TO DO: Each line below that contains "Whole" counts once; report the total and nothing more.

DATA EXTRACT:
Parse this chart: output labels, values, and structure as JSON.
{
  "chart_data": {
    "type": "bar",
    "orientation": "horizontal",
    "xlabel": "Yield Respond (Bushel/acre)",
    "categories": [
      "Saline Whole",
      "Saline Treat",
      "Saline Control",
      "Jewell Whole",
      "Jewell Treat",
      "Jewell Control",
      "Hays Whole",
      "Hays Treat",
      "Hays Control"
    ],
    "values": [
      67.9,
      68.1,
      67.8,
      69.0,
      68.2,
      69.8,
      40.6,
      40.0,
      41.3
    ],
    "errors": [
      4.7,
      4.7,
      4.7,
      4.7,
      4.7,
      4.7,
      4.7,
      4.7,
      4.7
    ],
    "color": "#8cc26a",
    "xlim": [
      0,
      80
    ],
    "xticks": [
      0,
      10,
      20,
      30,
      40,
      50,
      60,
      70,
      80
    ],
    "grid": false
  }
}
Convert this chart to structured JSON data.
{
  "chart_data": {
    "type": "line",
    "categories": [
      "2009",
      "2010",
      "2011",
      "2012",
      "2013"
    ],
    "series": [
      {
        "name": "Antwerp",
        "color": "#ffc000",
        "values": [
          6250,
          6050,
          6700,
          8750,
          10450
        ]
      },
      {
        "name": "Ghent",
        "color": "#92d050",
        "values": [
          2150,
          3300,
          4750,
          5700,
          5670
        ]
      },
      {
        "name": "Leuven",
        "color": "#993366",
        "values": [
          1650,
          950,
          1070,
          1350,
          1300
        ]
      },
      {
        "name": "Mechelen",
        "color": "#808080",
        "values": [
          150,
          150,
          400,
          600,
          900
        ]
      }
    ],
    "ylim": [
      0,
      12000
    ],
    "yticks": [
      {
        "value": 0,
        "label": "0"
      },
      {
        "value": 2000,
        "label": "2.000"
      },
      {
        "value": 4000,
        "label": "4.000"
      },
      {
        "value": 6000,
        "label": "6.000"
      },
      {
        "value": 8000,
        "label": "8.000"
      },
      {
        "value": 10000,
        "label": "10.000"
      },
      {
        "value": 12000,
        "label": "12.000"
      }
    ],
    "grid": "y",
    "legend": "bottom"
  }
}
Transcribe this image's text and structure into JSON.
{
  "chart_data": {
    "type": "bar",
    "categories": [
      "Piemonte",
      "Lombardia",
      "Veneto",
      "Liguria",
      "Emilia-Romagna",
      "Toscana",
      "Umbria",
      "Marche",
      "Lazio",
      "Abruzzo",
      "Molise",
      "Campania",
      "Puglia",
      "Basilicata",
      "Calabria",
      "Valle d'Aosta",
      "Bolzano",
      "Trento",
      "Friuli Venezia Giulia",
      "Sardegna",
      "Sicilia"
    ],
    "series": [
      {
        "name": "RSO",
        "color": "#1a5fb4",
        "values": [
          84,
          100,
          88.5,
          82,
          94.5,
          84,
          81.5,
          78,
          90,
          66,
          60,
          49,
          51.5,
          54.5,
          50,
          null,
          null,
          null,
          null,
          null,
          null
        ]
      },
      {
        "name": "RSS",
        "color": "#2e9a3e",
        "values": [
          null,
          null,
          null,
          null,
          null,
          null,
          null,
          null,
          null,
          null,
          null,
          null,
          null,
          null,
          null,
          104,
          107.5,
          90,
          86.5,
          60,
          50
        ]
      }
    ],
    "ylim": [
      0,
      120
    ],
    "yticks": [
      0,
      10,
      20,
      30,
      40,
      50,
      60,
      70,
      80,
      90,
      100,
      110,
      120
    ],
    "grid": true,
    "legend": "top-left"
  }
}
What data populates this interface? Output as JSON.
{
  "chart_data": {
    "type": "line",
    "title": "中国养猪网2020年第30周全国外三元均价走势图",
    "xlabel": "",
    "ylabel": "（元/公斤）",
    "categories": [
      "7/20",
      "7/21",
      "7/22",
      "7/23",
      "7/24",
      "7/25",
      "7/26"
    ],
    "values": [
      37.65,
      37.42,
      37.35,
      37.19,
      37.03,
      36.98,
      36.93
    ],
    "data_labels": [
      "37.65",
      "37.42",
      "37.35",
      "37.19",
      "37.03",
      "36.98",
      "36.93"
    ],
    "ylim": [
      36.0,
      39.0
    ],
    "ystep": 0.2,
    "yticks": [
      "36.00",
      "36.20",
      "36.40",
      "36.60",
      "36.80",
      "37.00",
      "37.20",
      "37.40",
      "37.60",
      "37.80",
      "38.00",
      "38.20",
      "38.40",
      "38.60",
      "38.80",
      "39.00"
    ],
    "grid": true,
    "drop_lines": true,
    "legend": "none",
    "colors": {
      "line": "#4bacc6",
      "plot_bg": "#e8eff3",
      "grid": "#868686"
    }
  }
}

TASK OUTPUT: 3